■ **Task prompt**: Can you edit the material below so that "bounding box" becomes "box coordinates", change nothing else, and leave the pictures out of your answer?

[A data block]

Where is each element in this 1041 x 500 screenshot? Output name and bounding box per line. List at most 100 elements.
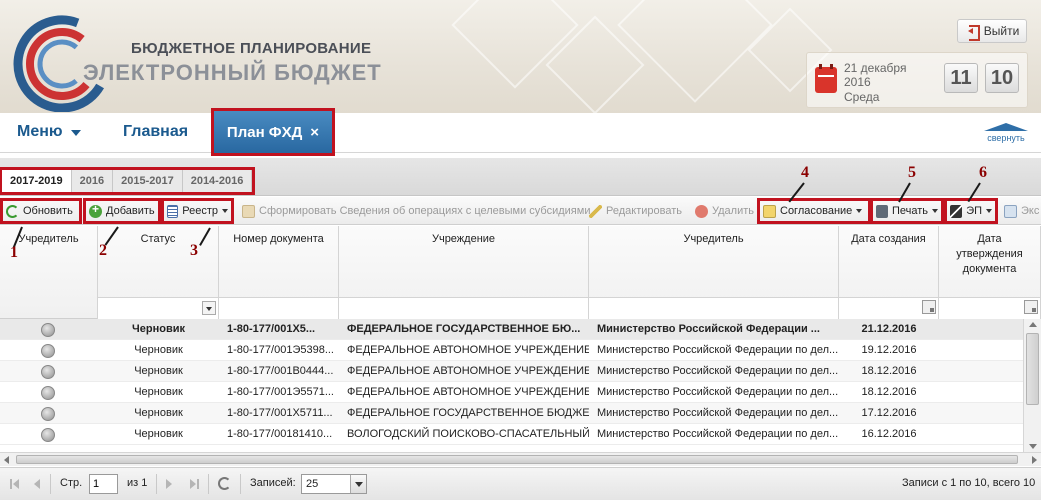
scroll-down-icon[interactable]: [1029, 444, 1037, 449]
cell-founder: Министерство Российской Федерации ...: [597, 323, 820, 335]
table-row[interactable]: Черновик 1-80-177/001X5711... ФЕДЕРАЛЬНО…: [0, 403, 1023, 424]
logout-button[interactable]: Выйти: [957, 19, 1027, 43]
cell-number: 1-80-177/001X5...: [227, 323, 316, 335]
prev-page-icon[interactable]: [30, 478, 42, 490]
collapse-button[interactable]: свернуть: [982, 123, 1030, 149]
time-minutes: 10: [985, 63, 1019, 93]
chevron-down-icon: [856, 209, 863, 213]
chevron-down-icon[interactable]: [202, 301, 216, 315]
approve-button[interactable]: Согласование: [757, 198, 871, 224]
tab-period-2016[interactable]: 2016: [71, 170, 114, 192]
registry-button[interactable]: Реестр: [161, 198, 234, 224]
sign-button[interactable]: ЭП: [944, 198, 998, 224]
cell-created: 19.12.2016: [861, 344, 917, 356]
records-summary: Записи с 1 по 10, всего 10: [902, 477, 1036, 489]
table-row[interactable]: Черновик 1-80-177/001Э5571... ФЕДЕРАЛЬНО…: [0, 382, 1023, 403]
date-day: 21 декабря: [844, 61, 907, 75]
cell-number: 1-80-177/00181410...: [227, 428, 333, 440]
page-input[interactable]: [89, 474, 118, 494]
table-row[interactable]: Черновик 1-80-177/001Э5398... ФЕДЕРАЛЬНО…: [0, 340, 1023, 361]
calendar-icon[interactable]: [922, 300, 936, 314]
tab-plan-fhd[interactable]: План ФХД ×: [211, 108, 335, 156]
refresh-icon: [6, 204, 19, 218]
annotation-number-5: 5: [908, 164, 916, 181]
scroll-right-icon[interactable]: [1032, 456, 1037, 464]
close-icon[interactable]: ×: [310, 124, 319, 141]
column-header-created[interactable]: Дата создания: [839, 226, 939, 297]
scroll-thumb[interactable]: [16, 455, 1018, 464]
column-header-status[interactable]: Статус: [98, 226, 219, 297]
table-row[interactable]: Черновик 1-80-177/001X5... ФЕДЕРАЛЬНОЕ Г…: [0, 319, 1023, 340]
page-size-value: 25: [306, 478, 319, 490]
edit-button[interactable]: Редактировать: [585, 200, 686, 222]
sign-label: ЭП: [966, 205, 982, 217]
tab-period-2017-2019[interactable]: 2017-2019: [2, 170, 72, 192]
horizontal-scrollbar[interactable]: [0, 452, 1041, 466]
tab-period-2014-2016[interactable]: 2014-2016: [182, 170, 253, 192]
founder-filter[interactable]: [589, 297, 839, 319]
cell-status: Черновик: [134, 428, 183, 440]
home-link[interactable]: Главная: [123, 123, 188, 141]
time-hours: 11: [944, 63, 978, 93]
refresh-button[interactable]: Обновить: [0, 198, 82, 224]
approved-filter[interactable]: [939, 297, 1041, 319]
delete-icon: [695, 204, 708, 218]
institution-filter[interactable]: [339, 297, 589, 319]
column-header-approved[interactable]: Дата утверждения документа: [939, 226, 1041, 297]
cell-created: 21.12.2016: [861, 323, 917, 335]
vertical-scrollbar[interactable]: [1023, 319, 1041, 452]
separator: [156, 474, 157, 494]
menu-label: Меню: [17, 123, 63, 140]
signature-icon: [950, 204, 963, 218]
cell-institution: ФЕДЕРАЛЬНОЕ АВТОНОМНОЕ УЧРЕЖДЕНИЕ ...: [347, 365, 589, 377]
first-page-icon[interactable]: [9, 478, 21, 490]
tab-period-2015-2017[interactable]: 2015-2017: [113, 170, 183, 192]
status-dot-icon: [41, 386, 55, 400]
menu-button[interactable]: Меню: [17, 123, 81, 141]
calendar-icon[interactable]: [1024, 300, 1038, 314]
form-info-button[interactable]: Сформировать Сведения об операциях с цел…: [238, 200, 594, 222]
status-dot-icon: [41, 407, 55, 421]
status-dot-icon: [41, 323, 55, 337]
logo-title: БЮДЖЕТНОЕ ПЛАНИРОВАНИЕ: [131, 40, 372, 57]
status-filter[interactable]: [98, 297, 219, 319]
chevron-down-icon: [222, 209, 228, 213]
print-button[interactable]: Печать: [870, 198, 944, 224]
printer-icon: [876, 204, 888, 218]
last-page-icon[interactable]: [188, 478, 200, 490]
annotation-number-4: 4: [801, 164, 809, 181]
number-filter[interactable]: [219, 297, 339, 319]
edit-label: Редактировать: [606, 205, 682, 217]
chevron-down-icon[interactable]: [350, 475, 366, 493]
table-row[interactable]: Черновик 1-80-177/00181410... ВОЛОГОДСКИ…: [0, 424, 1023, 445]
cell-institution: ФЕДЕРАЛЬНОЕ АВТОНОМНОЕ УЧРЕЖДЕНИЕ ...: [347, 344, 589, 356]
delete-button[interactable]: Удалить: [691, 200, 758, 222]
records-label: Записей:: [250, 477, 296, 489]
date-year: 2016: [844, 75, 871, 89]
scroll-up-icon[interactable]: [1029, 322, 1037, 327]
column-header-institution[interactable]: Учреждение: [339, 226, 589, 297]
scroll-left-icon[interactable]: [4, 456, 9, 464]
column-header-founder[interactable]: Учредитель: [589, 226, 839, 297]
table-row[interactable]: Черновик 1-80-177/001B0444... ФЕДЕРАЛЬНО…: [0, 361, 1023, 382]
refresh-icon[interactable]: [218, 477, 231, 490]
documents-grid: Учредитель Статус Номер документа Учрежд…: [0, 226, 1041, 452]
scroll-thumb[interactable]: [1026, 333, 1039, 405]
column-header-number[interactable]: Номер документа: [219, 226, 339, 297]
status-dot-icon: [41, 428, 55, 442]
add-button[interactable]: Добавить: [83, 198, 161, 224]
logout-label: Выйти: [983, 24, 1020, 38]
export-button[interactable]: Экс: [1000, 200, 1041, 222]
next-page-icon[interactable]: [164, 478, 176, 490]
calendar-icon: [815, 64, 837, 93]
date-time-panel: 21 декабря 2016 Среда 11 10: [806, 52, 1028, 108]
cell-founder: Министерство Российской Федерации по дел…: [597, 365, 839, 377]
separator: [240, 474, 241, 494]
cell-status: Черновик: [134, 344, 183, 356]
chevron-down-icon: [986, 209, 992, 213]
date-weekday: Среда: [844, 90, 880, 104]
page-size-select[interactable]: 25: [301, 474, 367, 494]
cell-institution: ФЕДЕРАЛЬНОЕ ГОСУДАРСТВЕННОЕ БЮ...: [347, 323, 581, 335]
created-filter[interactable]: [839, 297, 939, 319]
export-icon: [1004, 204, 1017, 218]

■ **Right answer**:
Where is each element in this 1041 x 500 screenshot? Output name and box coordinates per line. List at most 100 elements.
scroll-down-icon[interactable]: [1029, 444, 1037, 449]
cell-founder: Министерство Российской Федерации ...: [597, 323, 820, 335]
table-row[interactable]: Черновик 1-80-177/001X5711... ФЕДЕРАЛЬНО…: [0, 403, 1023, 424]
logout-button[interactable]: Выйти: [957, 19, 1027, 43]
cell-number: 1-80-177/001X5...: [227, 323, 316, 335]
prev-page-icon[interactable]: [30, 478, 42, 490]
collapse-button[interactable]: свернуть: [982, 123, 1030, 149]
time-minutes: 10: [985, 63, 1019, 93]
chevron-down-icon: [856, 209, 863, 213]
chevron-down-icon[interactable]: [202, 301, 216, 315]
approve-button[interactable]: Согласование: [757, 198, 871, 224]
tab-period-2016[interactable]: 2016: [71, 170, 114, 192]
registry-button[interactable]: Реестр: [161, 198, 234, 224]
sign-button[interactable]: ЭП: [944, 198, 998, 224]
cell-created: 19.12.2016: [861, 344, 917, 356]
records-summary: Записи с 1 по 10, всего 10: [902, 477, 1036, 489]
table-row[interactable]: Черновик 1-80-177/001Э5571... ФЕДЕРАЛЬНО…: [0, 382, 1023, 403]
date-day: 21 декабря: [844, 61, 907, 75]
cell-number: 1-80-177/00181410...: [227, 428, 333, 440]
page-input[interactable]: [89, 474, 118, 494]
table-row[interactable]: Черновик 1-80-177/001Э5398... ФЕДЕРАЛЬНО…: [0, 340, 1023, 361]
calendar-icon[interactable]: [922, 300, 936, 314]
tab-plan-fhd[interactable]: План ФХД ×: [211, 108, 335, 156]
refresh-icon: [6, 204, 19, 218]
annotation-number-5: 5: [908, 164, 916, 181]
scroll-right-icon[interactable]: [1032, 456, 1037, 464]
close-icon[interactable]: ×: [310, 124, 319, 141]
column-header-created[interactable]: Дата создания: [839, 226, 939, 297]
scroll-thumb[interactable]: [16, 455, 1018, 464]
column-header-status[interactable]: Статус: [98, 226, 219, 297]
table-row[interactable]: Черновик 1-80-177/001X5... ФЕДЕРАЛЬНОЕ Г…: [0, 319, 1023, 340]
page-size-value: 25: [306, 478, 319, 490]
edit-button[interactable]: Редактировать: [585, 200, 686, 222]
sign-label: ЭП: [966, 205, 982, 217]
tab-period-2017-2019[interactable]: 2017-2019: [2, 170, 72, 192]
horizontal-scrollbar[interactable]: [0, 452, 1041, 466]
tab-period-2014-2016[interactable]: 2014-2016: [182, 170, 253, 192]
founder-filter[interactable]: [589, 297, 839, 319]
cell-status: Черновик: [134, 428, 183, 440]
home-link[interactable]: Главная: [123, 123, 188, 141]
time-hours: 11: [944, 63, 978, 93]
refresh-button[interactable]: Обновить: [0, 198, 82, 224]
approved-filter[interactable]: [939, 297, 1041, 319]
delete-icon: [695, 204, 708, 218]
institution-filter[interactable]: [339, 297, 589, 319]
column-header-approved[interactable]: Дата утверждения документа: [939, 226, 1041, 297]
cell-created: 21.12.2016: [861, 323, 917, 335]
vertical-scrollbar[interactable]: [1023, 319, 1041, 452]
separator: [156, 474, 157, 494]
menu-label: Меню: [17, 123, 63, 140]
signature-icon: [950, 204, 963, 218]
cell-institution: ФЕДЕРАЛЬНОЕ АВТОНОМНОЕ УЧРЕЖДЕНИЕ ...: [347, 365, 589, 377]
first-page-icon[interactable]: [9, 478, 21, 490]
tab-period-2015-2017[interactable]: 2015-2017: [113, 170, 183, 192]
status-dot-icon: [41, 386, 55, 400]
menu-button[interactable]: Меню: [17, 123, 81, 141]
calendar-icon[interactable]: [1024, 300, 1038, 314]
form-info-button[interactable]: Сформировать Сведения об операциях с цел…: [238, 200, 594, 222]
status-dot-icon: [41, 407, 55, 421]
status-dot-icon: [41, 323, 55, 337]
logo-title: БЮДЖЕТНОЕ ПЛАНИРОВАНИЕ: [131, 40, 372, 57]
status-filter[interactable]: [98, 297, 219, 319]
chevron-down-icon: [222, 209, 228, 213]
print-button[interactable]: Печать: [870, 198, 944, 224]
printer-icon: [876, 204, 888, 218]
last-page-icon[interactable]: [188, 478, 200, 490]
annotation-number-4: 4: [801, 164, 809, 181]
number-filter[interactable]: [219, 297, 339, 319]
edit-label: Редактировать: [606, 205, 682, 217]
chevron-down-icon[interactable]: [350, 475, 366, 493]
table-row[interactable]: Черновик 1-80-177/00181410... ВОЛОГОДСКИ…: [0, 424, 1023, 445]
cell-institution: ФЕДЕРАЛЬНОЕ АВТОНОМНОЕ УЧРЕЖДЕНИЕ ...: [347, 344, 589, 356]
delete-button[interactable]: Удалить: [691, 200, 758, 222]
records-label: Записей:: [250, 477, 296, 489]
date-year: 2016: [844, 75, 871, 89]
scroll-up-icon[interactable]: [1029, 322, 1037, 327]
column-header-institution[interactable]: Учреждение: [339, 226, 589, 297]
scroll-left-icon[interactable]: [4, 456, 9, 464]
column-header-founder[interactable]: Учредитель: [589, 226, 839, 297]
table-row[interactable]: Черновик 1-80-177/001B0444... ФЕДЕРАЛЬНО…: [0, 361, 1023, 382]
refresh-icon[interactable]: [218, 477, 231, 490]
documents-grid: Учредитель Статус Номер документа Учрежд…: [0, 226, 1041, 452]
scroll-thumb[interactable]: [1026, 333, 1039, 405]
column-header-number[interactable]: Номер документа: [219, 226, 339, 297]
status-dot-icon: [41, 428, 55, 442]
add-button[interactable]: Добавить: [83, 198, 161, 224]
logout-label: Выйти: [983, 24, 1020, 38]
export-button[interactable]: Экс: [1000, 200, 1041, 222]
next-page-icon[interactable]: [164, 478, 176, 490]
calendar-icon: [815, 64, 837, 93]
date-time-panel: 21 декабря 2016 Среда 11 10: [806, 52, 1028, 108]
cell-founder: Министерство Российской Федерации по дел…: [597, 365, 839, 377]
separator: [240, 474, 241, 494]
cell-status: Черновик: [134, 344, 183, 356]
chevron-down-icon: [986, 209, 992, 213]
date-weekday: Среда: [844, 90, 880, 104]
page-size-select[interactable]: 25: [301, 474, 367, 494]
cell-institution: ФЕДЕРАЛЬНОЕ ГОСУДАРСТВЕННОЕ БЮ...: [347, 323, 581, 335]
created-filter[interactable]: [839, 297, 939, 319]
export-icon: [1004, 204, 1017, 218]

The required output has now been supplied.